**Aim**
Copy the lines from the start of the records up to and including the line with "807, 379, 820]", reproducing each one exactly.

**Information supplied**
################
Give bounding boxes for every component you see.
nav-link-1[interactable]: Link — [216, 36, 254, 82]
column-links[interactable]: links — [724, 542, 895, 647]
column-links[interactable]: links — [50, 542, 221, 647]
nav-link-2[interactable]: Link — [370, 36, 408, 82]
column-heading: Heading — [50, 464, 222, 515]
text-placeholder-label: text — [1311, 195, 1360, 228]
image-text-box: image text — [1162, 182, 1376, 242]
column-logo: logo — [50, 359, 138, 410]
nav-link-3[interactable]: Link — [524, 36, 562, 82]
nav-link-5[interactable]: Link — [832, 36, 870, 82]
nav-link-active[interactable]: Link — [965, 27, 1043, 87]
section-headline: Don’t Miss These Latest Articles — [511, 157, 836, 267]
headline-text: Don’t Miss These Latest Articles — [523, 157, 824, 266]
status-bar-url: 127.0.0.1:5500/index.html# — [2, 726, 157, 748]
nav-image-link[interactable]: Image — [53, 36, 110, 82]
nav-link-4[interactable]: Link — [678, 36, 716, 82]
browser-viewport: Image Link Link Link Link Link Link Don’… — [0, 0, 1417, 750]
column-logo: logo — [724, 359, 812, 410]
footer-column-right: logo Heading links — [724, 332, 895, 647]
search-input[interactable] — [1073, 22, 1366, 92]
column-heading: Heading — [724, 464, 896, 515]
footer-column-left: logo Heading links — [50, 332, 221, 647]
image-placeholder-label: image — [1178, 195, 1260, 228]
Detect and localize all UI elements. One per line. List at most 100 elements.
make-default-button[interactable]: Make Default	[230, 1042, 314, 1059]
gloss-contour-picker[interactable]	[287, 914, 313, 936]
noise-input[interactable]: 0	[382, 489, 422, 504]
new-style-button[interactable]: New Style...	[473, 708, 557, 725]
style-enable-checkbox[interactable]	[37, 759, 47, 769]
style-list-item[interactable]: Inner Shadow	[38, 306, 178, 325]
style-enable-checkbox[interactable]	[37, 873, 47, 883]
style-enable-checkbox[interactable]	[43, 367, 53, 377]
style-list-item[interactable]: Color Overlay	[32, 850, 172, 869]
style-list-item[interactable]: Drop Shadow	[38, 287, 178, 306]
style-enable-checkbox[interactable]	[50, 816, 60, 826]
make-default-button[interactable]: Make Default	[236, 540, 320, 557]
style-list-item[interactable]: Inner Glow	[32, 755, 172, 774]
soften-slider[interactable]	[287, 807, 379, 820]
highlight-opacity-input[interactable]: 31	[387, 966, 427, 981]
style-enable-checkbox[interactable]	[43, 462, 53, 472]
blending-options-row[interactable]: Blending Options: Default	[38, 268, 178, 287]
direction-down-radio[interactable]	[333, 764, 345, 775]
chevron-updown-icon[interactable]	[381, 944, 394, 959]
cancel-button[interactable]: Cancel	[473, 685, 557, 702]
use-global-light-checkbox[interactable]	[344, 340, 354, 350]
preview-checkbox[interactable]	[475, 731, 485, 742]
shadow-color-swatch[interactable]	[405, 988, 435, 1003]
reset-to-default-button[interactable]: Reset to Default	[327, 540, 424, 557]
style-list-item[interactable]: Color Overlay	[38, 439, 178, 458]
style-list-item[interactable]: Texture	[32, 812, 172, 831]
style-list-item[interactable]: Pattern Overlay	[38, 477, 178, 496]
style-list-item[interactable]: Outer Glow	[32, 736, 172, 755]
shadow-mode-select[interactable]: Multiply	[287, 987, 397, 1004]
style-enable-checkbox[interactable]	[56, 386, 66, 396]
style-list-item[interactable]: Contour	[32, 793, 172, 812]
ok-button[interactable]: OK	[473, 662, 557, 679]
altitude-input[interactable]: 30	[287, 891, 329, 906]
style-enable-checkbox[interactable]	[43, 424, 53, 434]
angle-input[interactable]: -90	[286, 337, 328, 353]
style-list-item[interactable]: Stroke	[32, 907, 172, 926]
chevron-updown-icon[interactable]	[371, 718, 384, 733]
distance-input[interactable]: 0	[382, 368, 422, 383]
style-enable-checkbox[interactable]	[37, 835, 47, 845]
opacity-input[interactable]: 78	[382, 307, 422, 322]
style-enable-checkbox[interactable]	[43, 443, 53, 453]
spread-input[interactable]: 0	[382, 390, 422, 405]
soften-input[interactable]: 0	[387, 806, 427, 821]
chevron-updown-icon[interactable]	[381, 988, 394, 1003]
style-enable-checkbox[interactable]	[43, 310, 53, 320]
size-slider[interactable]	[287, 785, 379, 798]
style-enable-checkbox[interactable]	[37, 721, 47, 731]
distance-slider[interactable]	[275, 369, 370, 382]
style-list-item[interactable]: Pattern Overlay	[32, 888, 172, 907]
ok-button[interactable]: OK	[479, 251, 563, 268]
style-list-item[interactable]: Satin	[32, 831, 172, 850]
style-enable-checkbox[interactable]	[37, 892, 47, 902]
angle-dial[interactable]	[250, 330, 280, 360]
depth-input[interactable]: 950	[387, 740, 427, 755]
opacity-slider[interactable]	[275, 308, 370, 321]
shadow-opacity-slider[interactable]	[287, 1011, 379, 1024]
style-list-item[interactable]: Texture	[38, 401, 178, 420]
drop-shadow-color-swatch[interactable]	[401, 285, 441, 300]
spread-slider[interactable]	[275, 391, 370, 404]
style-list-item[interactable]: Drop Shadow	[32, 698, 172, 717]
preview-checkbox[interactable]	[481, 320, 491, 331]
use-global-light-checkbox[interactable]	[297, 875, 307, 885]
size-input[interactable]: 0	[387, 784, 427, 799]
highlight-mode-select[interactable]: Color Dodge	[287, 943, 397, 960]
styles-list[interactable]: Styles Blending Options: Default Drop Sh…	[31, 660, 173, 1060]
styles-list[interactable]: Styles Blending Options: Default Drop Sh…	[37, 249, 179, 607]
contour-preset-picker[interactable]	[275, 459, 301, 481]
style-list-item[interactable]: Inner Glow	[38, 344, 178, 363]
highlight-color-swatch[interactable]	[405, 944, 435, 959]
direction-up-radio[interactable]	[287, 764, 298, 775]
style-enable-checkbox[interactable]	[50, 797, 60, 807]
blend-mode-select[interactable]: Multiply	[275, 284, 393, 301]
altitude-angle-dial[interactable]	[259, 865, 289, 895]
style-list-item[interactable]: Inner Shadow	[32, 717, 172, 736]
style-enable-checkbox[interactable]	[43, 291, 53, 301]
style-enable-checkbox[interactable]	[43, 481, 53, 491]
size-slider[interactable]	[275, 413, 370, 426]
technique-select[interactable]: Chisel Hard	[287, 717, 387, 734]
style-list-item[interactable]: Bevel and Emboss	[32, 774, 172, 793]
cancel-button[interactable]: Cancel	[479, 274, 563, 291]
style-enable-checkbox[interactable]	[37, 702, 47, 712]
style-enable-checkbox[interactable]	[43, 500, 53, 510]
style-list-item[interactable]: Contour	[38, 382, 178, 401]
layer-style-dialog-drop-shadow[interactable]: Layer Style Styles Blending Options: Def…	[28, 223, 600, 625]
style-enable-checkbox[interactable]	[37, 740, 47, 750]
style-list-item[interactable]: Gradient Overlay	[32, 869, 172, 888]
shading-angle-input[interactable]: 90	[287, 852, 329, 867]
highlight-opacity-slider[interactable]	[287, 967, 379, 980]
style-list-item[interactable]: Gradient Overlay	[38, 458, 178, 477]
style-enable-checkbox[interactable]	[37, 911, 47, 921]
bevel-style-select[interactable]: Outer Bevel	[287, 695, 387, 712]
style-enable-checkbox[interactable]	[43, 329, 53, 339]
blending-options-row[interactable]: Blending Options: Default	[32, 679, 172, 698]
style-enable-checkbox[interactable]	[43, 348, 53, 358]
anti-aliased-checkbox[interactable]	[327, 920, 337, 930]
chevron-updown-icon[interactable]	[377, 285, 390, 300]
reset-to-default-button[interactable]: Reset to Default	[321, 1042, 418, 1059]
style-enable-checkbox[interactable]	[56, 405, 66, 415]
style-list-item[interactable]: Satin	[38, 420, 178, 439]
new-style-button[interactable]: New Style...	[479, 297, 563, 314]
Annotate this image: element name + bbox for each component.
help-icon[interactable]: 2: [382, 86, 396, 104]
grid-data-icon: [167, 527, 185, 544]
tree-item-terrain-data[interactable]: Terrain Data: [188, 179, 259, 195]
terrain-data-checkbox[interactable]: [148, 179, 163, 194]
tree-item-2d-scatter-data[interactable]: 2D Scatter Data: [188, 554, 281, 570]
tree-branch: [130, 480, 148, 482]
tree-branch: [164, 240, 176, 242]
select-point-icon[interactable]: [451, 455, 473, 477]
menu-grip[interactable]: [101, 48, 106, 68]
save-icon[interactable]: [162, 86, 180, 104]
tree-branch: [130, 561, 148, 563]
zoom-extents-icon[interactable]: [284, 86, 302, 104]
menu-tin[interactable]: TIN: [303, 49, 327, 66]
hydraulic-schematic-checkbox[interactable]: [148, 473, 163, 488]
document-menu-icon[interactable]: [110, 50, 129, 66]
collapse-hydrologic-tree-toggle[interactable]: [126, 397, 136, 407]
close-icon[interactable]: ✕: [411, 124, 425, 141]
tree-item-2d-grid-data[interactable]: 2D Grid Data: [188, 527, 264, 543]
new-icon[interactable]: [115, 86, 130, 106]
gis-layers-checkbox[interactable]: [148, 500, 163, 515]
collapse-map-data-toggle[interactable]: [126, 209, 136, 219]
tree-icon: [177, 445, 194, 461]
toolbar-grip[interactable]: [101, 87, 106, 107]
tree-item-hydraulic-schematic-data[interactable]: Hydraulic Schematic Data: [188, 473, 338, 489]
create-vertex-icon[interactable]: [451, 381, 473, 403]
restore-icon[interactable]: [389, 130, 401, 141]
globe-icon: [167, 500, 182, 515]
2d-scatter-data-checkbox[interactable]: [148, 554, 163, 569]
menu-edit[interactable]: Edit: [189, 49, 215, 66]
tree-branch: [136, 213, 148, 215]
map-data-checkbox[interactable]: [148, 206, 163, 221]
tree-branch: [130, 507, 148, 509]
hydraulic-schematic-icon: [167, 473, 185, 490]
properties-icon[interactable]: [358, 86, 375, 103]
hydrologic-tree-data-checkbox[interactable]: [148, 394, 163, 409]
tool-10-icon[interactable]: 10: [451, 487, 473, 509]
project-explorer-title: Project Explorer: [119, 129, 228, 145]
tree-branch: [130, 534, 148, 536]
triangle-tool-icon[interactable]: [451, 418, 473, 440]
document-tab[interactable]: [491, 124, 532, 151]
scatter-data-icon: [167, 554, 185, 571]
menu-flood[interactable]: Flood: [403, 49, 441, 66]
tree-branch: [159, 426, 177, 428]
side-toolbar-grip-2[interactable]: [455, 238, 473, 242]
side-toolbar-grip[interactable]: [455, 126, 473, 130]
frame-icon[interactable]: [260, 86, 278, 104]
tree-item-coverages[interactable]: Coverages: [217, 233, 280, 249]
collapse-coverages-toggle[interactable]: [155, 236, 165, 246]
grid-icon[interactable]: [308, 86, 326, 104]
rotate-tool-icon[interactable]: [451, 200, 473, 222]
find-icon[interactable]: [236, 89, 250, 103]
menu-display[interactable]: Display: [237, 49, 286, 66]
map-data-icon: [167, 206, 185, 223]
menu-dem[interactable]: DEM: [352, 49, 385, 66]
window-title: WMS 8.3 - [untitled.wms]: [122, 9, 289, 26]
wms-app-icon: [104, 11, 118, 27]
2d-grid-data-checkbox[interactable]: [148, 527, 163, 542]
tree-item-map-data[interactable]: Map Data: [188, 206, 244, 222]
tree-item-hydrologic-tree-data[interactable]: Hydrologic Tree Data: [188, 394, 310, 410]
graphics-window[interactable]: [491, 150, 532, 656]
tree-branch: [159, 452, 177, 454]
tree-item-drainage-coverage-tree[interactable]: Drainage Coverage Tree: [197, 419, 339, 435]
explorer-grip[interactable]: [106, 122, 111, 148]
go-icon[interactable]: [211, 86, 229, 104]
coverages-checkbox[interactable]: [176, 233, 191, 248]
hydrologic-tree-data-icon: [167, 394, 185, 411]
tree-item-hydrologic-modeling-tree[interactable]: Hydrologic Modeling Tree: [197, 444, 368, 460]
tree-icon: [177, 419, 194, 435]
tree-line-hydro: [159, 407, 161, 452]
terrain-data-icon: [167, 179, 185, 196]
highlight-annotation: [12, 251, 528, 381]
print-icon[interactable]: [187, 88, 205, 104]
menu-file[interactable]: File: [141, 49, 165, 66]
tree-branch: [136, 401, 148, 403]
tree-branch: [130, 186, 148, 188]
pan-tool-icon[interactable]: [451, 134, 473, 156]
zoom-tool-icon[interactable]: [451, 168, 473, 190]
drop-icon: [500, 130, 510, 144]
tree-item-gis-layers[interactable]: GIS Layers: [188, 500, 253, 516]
################
**Output for this exercise**
Give bounding boxes for every component you see.
nav-link-1[interactable]: Link — [216, 36, 254, 82]
column-links[interactable]: links — [724, 542, 895, 647]
column-links[interactable]: links — [50, 542, 221, 647]
nav-link-2[interactable]: Link — [370, 36, 408, 82]
column-heading: Heading — [50, 464, 222, 515]
text-placeholder-label: text — [1311, 195, 1360, 228]
image-text-box: image text — [1162, 182, 1376, 242]
column-logo: logo — [50, 359, 138, 410]
nav-link-3[interactable]: Link — [524, 36, 562, 82]
nav-link-5[interactable]: Link — [832, 36, 870, 82]
nav-link-active[interactable]: Link — [965, 27, 1043, 87]
section-headline: Don’t Miss These Latest Articles — [511, 157, 836, 267]
headline-text: Don’t Miss These Latest Articles — [523, 157, 824, 266]
status-bar-url: 127.0.0.1:5500/index.html# — [2, 726, 157, 748]
nav-image-link[interactable]: Image — [53, 36, 110, 82]
nav-link-4[interactable]: Link — [678, 36, 716, 82]
browser-viewport: Image Link Link Link Link Link Link Don’… — [0, 0, 1417, 750]
column-logo: logo — [724, 359, 812, 410]
footer-column-right: logo Heading links — [724, 332, 895, 647]
search-input[interactable] — [1073, 22, 1366, 92]
column-heading: Heading — [724, 464, 896, 515]
footer-column-left: logo Heading links — [50, 332, 221, 647]
image-placeholder-label: image — [1178, 195, 1260, 228]
Detect and localize all UI elements. One per line. List at most 100 elements.
make-default-button[interactable]: Make Default	[230, 1042, 314, 1059]
gloss-contour-picker[interactable]	[287, 914, 313, 936]
noise-input[interactable]: 0	[382, 489, 422, 504]
new-style-button[interactable]: New Style...	[473, 708, 557, 725]
style-enable-checkbox[interactable]	[37, 759, 47, 769]
style-list-item[interactable]: Inner Shadow	[38, 306, 178, 325]
style-enable-checkbox[interactable]	[37, 873, 47, 883]
style-enable-checkbox[interactable]	[43, 367, 53, 377]
style-list-item[interactable]: Color Overlay	[32, 850, 172, 869]
style-list-item[interactable]: Drop Shadow	[38, 287, 178, 306]
style-enable-checkbox[interactable]	[50, 816, 60, 826]
make-default-button[interactable]: Make Default	[236, 540, 320, 557]
style-list-item[interactable]: Inner Glow	[32, 755, 172, 774]
soften-slider[interactable]	[287, 807, 379, 820]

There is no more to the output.